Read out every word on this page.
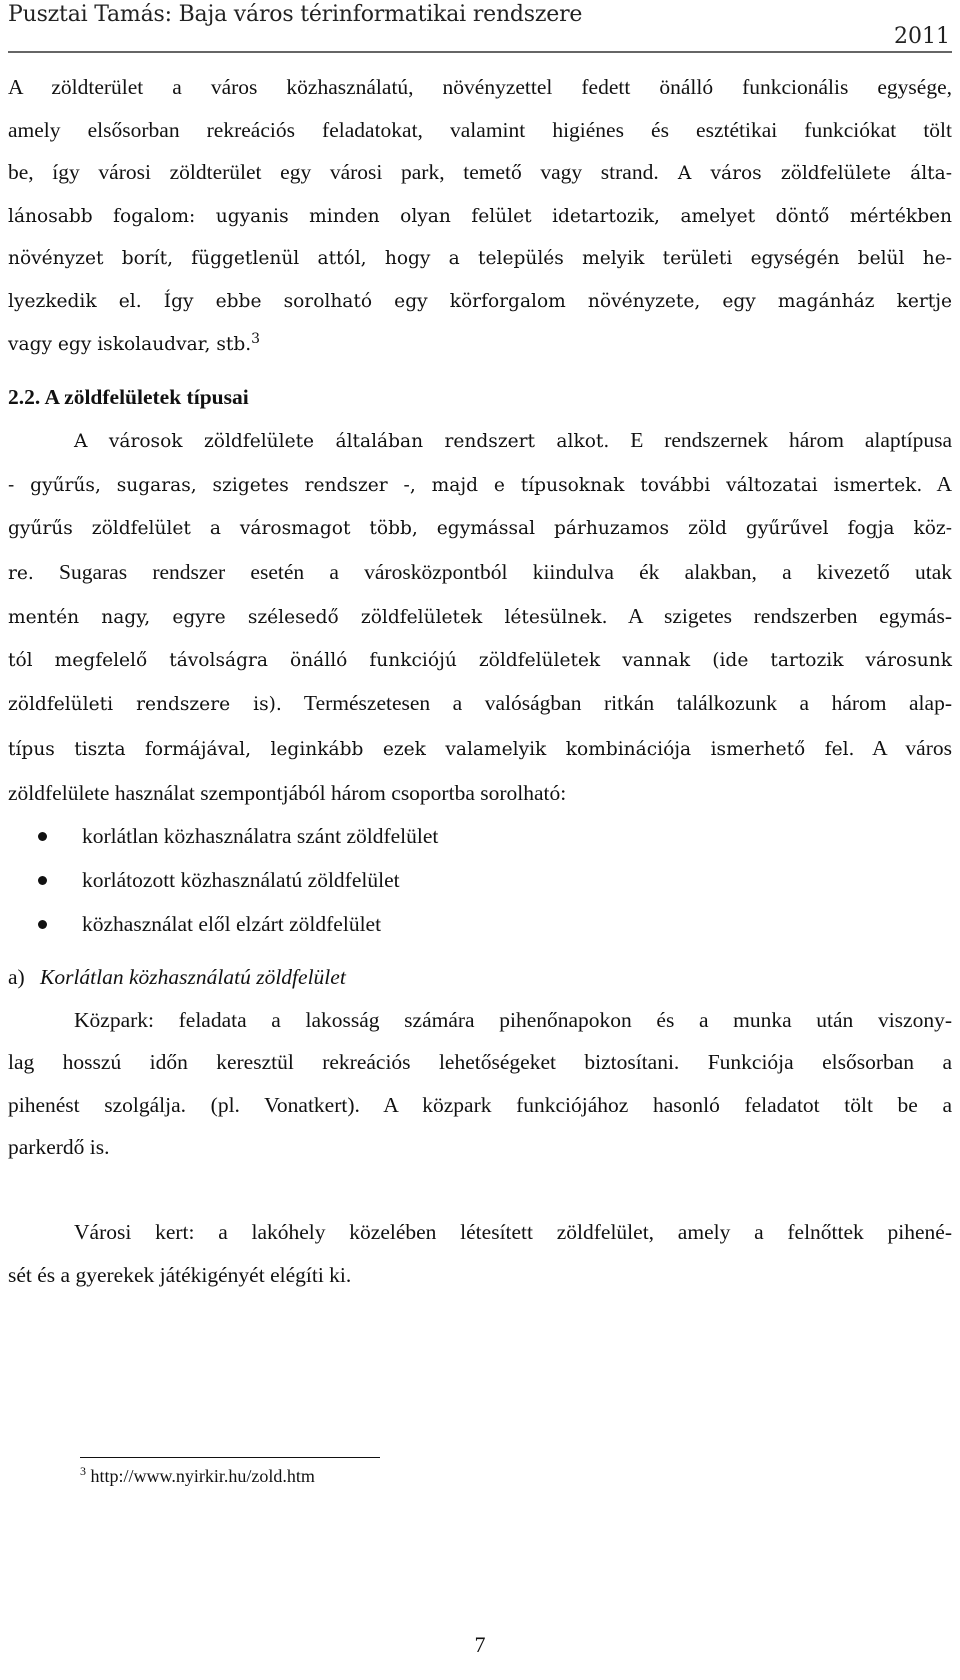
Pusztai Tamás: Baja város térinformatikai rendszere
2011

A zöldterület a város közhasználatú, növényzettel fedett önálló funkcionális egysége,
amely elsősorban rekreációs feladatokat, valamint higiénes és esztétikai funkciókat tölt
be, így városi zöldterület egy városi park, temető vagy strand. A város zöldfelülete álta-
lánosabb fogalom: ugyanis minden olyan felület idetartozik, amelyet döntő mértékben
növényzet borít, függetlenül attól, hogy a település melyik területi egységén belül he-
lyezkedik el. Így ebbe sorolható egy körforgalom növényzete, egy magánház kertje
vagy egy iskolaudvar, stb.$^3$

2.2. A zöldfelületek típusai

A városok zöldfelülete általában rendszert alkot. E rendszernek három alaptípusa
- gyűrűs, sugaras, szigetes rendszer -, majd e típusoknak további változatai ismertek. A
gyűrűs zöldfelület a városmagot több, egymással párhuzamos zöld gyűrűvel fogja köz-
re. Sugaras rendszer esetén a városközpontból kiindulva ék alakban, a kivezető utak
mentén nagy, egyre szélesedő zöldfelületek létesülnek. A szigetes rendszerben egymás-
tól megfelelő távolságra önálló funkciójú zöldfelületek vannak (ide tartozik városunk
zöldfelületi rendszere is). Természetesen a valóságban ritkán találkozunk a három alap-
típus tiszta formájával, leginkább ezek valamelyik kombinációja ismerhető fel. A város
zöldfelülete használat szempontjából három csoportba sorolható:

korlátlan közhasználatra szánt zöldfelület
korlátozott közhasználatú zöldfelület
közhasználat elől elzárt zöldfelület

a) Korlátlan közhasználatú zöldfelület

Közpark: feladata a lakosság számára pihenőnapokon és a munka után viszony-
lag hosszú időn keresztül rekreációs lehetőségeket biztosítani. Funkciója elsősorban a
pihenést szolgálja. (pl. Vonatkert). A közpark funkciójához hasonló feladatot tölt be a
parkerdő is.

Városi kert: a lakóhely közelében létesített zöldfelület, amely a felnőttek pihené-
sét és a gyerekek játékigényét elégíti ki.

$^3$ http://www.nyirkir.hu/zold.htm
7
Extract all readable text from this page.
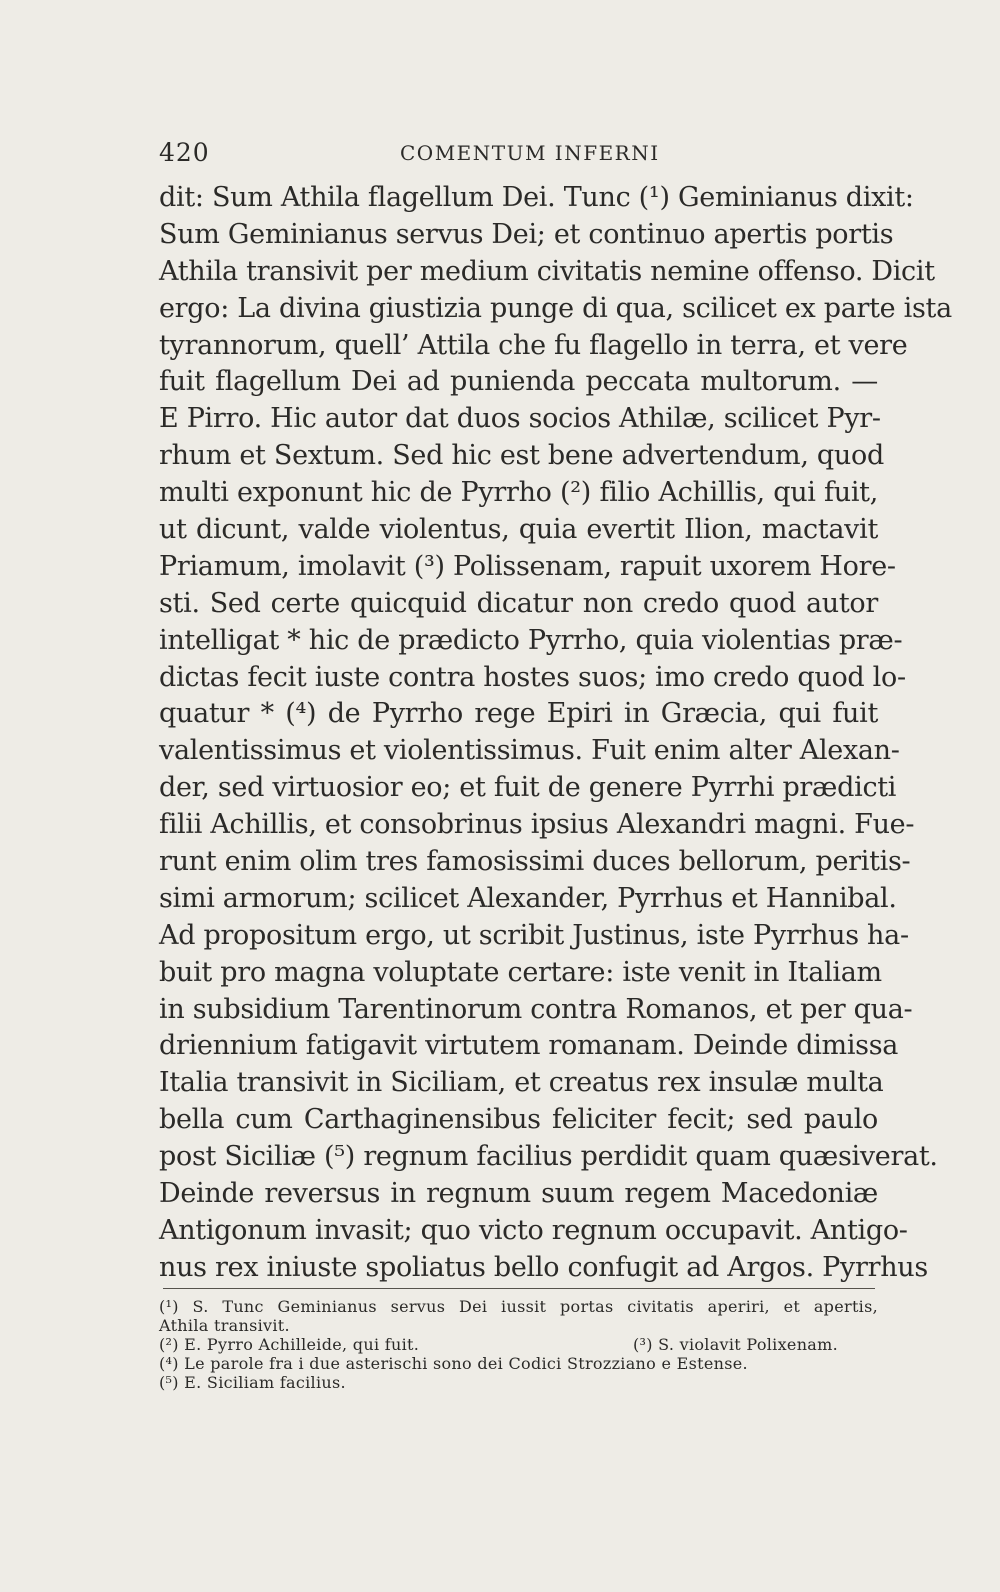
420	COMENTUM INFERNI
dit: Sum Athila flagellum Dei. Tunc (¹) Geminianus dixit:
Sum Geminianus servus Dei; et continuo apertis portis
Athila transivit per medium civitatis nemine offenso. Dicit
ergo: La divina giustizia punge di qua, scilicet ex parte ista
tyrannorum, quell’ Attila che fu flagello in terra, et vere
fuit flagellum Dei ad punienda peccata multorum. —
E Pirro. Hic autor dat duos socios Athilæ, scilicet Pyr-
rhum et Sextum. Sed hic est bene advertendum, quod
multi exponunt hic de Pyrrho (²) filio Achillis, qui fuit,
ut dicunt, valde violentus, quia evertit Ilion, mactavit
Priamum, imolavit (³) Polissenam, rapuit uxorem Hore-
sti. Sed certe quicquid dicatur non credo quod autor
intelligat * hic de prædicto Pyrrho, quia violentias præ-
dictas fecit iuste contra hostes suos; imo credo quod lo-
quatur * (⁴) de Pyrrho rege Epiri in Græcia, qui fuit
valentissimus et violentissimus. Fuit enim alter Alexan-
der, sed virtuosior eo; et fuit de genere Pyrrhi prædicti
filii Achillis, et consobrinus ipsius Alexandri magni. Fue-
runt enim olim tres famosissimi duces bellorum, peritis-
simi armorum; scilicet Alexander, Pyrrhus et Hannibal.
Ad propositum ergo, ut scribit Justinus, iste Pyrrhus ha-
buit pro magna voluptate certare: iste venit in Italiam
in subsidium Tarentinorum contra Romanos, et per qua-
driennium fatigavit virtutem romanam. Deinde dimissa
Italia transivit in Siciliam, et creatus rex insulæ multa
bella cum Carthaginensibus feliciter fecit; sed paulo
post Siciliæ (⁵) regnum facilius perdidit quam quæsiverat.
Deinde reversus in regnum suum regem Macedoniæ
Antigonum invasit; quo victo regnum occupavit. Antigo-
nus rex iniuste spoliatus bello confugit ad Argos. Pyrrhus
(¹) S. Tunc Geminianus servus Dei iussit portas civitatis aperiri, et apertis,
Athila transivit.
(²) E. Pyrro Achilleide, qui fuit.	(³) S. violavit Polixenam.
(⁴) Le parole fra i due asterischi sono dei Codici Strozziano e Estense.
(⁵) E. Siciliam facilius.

- - - -

- [Task brief]:
Copy out the records above in full, exactly as written, but not the pictures.

- [Answer for the task]:
Read out every word on this page.
Pusztai Tamás: Baja város térinformatikai rendszere
2011

A zöldterület a város közhasználatú, növényzettel fedett önálló funkcionális egysége,
amely elsősorban rekreációs feladatokat, valamint higiénes és esztétikai funkciókat tölt
be, így városi zöldterület egy városi park, temető vagy strand. A város zöldfelülete álta-
lánosabb fogalom: ugyanis minden olyan felület idetartozik, amelyet döntő mértékben
növényzet borít, függetlenül attól, hogy a település melyik területi egységén belül he-
lyezkedik el. Így ebbe sorolható egy körforgalom növényzete, egy magánház kertje
vagy egy iskolaudvar, stb.$^3$

2.2. A zöldfelületek típusai

A városok zöldfelülete általában rendszert alkot. E rendszernek három alaptípusa
- gyűrűs, sugaras, szigetes rendszer -, majd e típusoknak további változatai ismertek. A
gyűrűs zöldfelület a városmagot több, egymással párhuzamos zöld gyűrűvel fogja köz-
re. Sugaras rendszer esetén a városközpontból kiindulva ék alakban, a kivezető utak
mentén nagy, egyre szélesedő zöldfelületek létesülnek. A szigetes rendszerben egymás-
tól megfelelő távolságra önálló funkciójú zöldfelületek vannak (ide tartozik városunk
zöldfelületi rendszere is). Természetesen a valóságban ritkán találkozunk a három alap-
típus tiszta formájával, leginkább ezek valamelyik kombinációja ismerhető fel. A város
zöldfelülete használat szempontjából három csoportba sorolható:

korlátlan közhasználatra szánt zöldfelület
korlátozott közhasználatú zöldfelület
közhasználat elől elzárt zöldfelület

a) Korlátlan közhasználatú zöldfelület

Közpark: feladata a lakosság számára pihenőnapokon és a munka után viszony-
lag hosszú időn keresztül rekreációs lehetőségeket biztosítani. Funkciója elsősorban a
pihenést szolgálja. (pl. Vonatkert). A közpark funkciójához hasonló feladatot tölt be a
parkerdő is.

Városi kert: a lakóhely közelében létesített zöldfelület, amely a felnőttek pihené-
sét és a gyerekek játékigényét elégíti ki.

$^3$ http://www.nyirkir.hu/zold.htm
7
Extract all readable text from this page.
420	COMENTUM INFERNI
dit: Sum Athila flagellum Dei. Tunc (¹) Geminianus dixit:
Sum Geminianus servus Dei; et continuo apertis portis
Athila transivit per medium civitatis nemine offenso. Dicit
ergo: La divina giustizia punge di qua, scilicet ex parte ista
tyrannorum, quell’ Attila che fu flagello in terra, et vere
fuit flagellum Dei ad punienda peccata multorum. —
E Pirro. Hic autor dat duos socios Athilæ, scilicet Pyr-
rhum et Sextum. Sed hic est bene advertendum, quod
multi exponunt hic de Pyrrho (²) filio Achillis, qui fuit,
ut dicunt, valde violentus, quia evertit Ilion, mactavit
Priamum, imolavit (³) Polissenam, rapuit uxorem Hore-
sti. Sed certe quicquid dicatur non credo quod autor
intelligat * hic de prædicto Pyrrho, quia violentias præ-
dictas fecit iuste contra hostes suos; imo credo quod lo-
quatur * (⁴) de Pyrrho rege Epiri in Græcia, qui fuit
valentissimus et violentissimus. Fuit enim alter Alexan-
der, sed virtuosior eo; et fuit de genere Pyrrhi prædicti
filii Achillis, et consobrinus ipsius Alexandri magni. Fue-
runt enim olim tres famosissimi duces bellorum, peritis-
simi armorum; scilicet Alexander, Pyrrhus et Hannibal.
Ad propositum ergo, ut scribit Justinus, iste Pyrrhus ha-
buit pro magna voluptate certare: iste venit in Italiam
in subsidium Tarentinorum contra Romanos, et per qua-
driennium fatigavit virtutem romanam. Deinde dimissa
Italia transivit in Siciliam, et creatus rex insulæ multa
bella cum Carthaginensibus feliciter fecit; sed paulo
post Siciliæ (⁵) regnum facilius perdidit quam quæsiverat.
Deinde reversus in regnum suum regem Macedoniæ
Antigonum invasit; quo victo regnum occupavit. Antigo-
nus rex iniuste spoliatus bello confugit ad Argos. Pyrrhus
(¹) S. Tunc Geminianus servus Dei iussit portas civitatis aperiri, et apertis,
Athila transivit.
(²) E. Pyrro Achilleide, qui fuit.	(³) S. violavit Polixenam.
(⁴) Le parole fra i due asterischi sono dei Codici Strozziano e Estense.
(⁵) E. Siciliam facilius.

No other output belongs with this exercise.